• [THE REQUEST]:
In how many lines does the string "text" appear? Answer with the number only.

• [LISTED ENTRIES]:
· · · ·

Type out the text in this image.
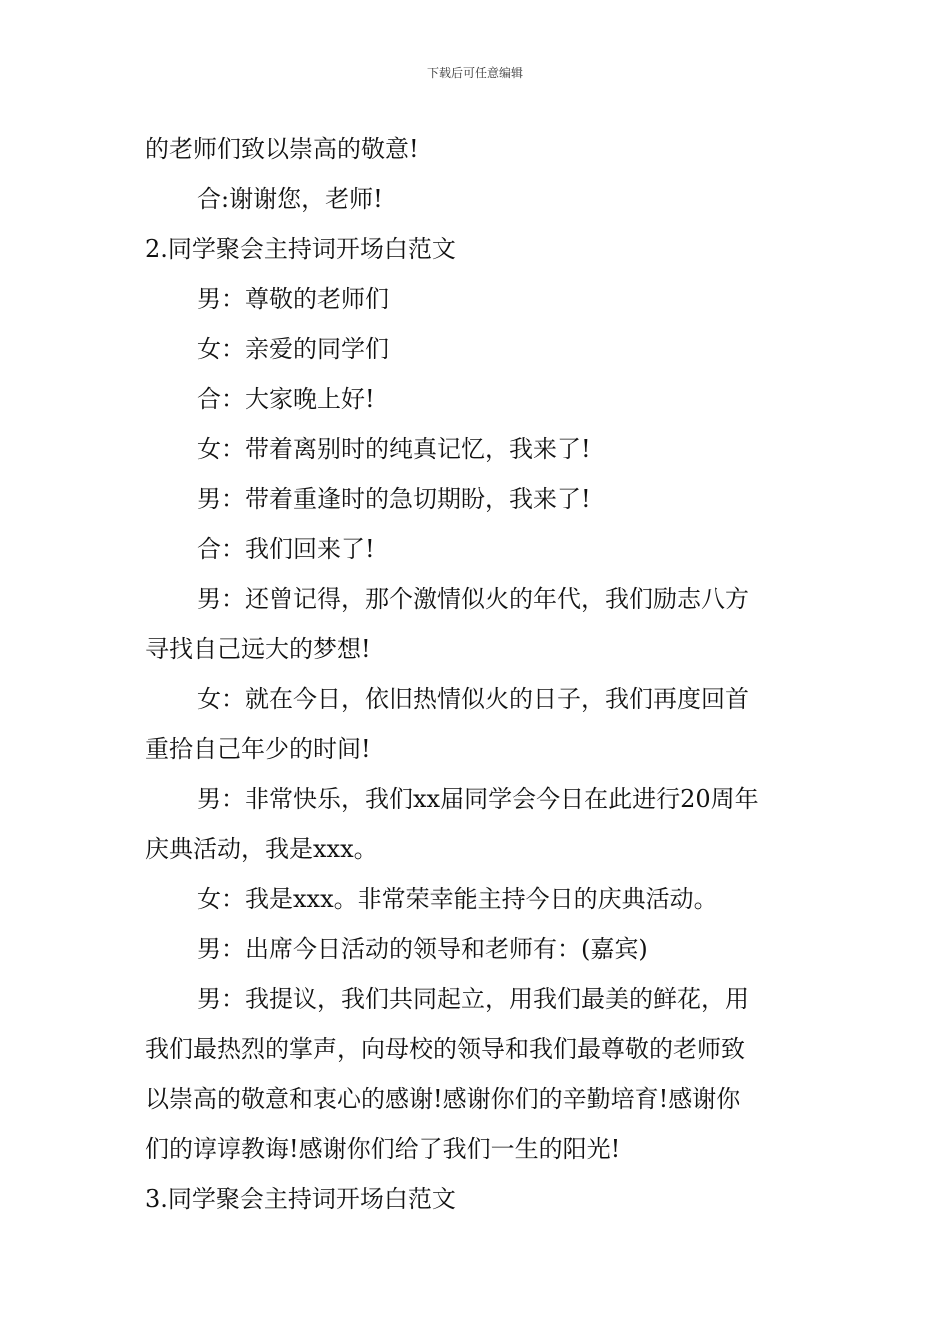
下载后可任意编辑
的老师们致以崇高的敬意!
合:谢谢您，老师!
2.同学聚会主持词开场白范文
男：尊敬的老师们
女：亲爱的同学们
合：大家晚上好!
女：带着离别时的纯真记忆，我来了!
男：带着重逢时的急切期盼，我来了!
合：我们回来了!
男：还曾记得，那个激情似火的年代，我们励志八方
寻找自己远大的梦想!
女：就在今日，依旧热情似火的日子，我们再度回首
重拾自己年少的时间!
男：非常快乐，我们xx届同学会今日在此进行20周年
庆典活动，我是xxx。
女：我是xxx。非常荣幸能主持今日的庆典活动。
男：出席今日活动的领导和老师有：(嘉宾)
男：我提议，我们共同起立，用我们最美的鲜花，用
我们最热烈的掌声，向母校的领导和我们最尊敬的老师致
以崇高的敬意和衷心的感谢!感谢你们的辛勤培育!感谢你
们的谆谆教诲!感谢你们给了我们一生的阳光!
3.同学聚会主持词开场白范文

· · · ·

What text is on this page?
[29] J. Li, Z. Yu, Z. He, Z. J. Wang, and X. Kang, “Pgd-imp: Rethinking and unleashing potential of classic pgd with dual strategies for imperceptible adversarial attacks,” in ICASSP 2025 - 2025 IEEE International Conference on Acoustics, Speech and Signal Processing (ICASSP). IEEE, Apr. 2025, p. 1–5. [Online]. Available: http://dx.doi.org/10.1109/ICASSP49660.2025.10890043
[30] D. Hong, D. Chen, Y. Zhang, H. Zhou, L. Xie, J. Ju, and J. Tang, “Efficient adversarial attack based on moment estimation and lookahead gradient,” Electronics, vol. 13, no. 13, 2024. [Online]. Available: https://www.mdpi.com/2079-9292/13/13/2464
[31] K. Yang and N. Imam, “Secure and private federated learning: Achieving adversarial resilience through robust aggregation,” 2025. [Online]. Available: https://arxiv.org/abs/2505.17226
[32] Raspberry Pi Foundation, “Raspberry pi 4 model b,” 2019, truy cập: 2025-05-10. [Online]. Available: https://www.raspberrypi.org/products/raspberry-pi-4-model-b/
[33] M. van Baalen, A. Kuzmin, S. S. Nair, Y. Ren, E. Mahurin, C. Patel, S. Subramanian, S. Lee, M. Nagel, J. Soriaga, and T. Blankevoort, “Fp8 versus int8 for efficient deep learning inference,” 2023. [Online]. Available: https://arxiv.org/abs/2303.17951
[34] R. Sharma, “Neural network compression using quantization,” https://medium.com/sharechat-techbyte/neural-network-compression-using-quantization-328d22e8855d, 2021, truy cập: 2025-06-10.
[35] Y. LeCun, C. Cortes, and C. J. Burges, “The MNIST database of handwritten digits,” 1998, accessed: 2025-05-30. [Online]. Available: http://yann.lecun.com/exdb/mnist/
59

· · · ·

• [FINISHED TASK]:
2